◆ To do
Examine the records and identify each line that includes the string "text". Copy those lines.

* Start *

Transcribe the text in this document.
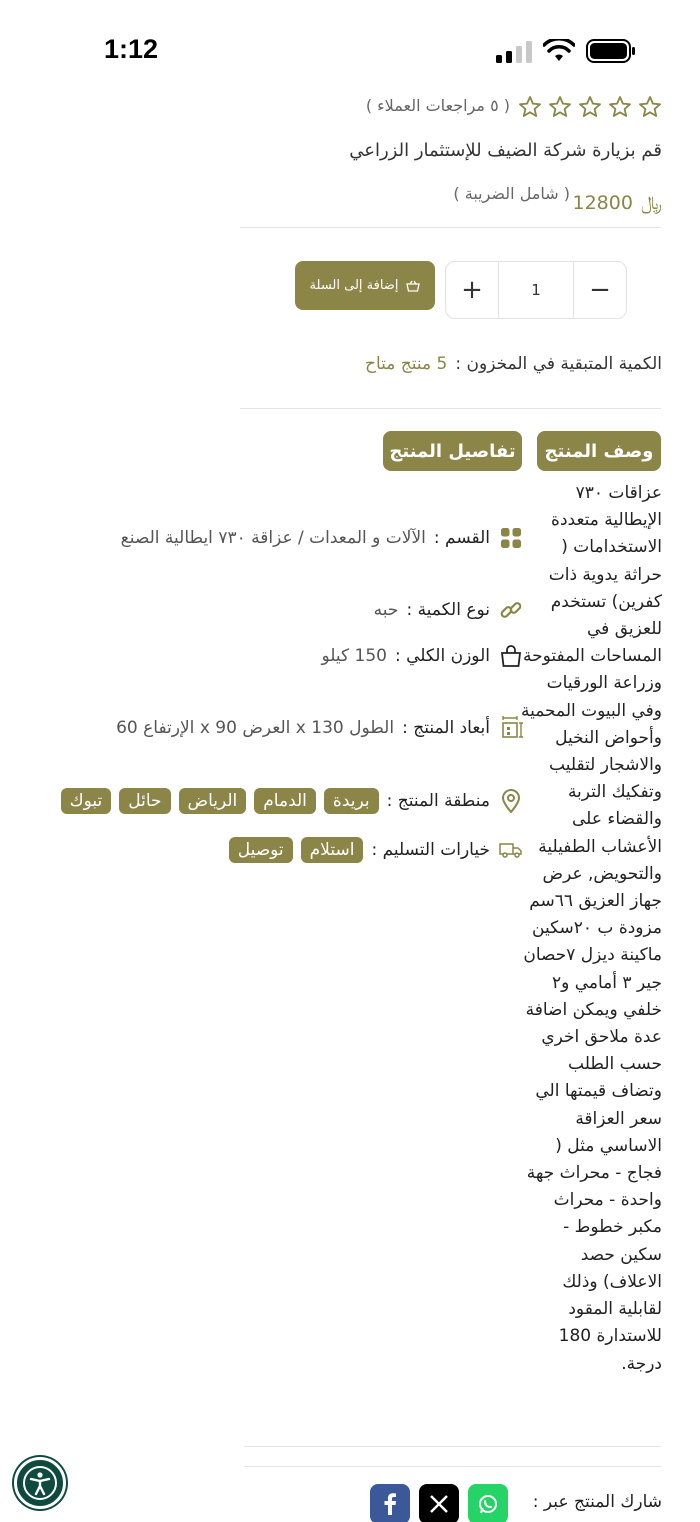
1:12
( ٥ مراجعات العملاء )
قم بزيارة شركة الضيف للإستثمار الزراعي
﷼
12800
( شامل الضريبة )
+	1	−
إضافة إلى السلة
الكمية المتبقية في المخزون :
5 منتج متاح
وصف المنتج
تفاصيل المنتج
عزاقات ٧٣٠ الإيطالية متعددة الاستخدامات ( حراثة يدوية ذات كفرين) تستخدم للعزيق في المساحات المفتوحة وزراعة الورقيات وفي البيوت المحمية وأحواض النخيل والاشجار لتقليب وتفكيك التربة والقضاء على الأعشاب الطفيلية والتحويض, عرض جهاز العزيق ٦٦سم مزودة ب ٢٠سكين ماكينة ديزل ٧حصان جير ٣ أمامي و٢ خلفي ويمكن اضافة عدة ملاحق اخري حسب الطلب وتضاف قيمتها الي سعر العزاقة الاساسي مثل ( فجاج - محراث جهة واحدة - محراث مكبر خطوط - سكين حصد الاعلاف) وذلك لقابلية المقود للاستدارة 180 درجة.
القسم :
الآلات و المعدات / عزاقة ٧٣٠ ايطالية الصنع
نوع الكمية :
حبه
الوزن الكلي :
150 كيلو
أبعاد المنتج :
الطول 130 x العرض 90 x الإرتفاع 60
منطقة المنتج :
بريدة
الدمام
الرياض
حائل
تبوك
خيارات التسليم :
استلام
توصيل
شارك المنتج عبر :
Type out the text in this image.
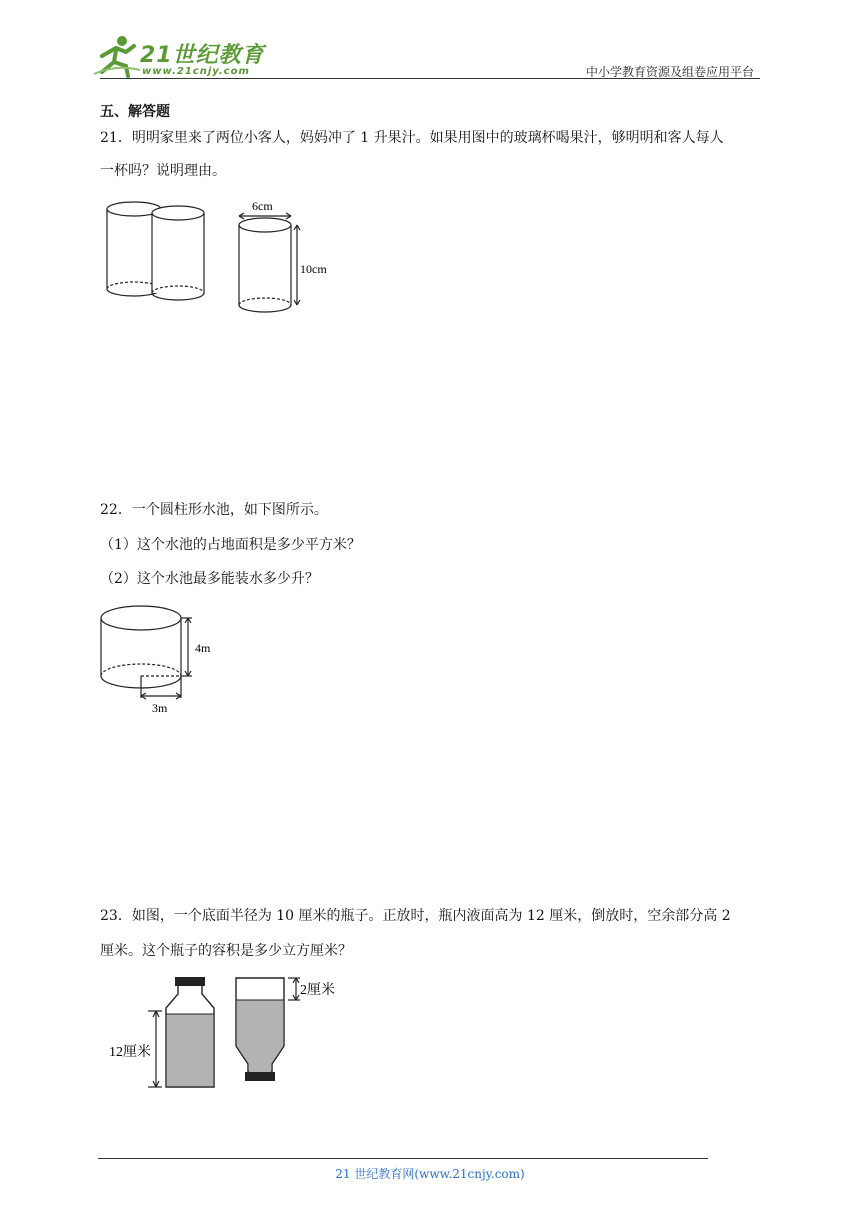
21世纪教育
www.21cnjy.com	中小学教育资源及组卷应用平台
五、解答题
21．明明家里来了两位小客人，妈妈冲了 1 升果汁。如果用图中的玻璃杯喝果汁，够明明和客人每人
一杯吗？说明理由。
6cm
10cm
22．一个圆柱形水池，如下图所示。
（1）这个水池的占地面积是多少平方米？
（2）这个水池最多能装水多少升？
4m
3m
23．如图，一个底面半径为 10 厘米的瓶子。正放时，瓶内液面高为 12 厘米，倒放时，空余部分高 2
厘米。这个瓶子的容积是多少立方厘米？
12厘米
2厘米
21 世纪教育网(www.21cnjy.com)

* End *

◆ Exercise solution
Transcribe the text in this document.
Type out the text in this image.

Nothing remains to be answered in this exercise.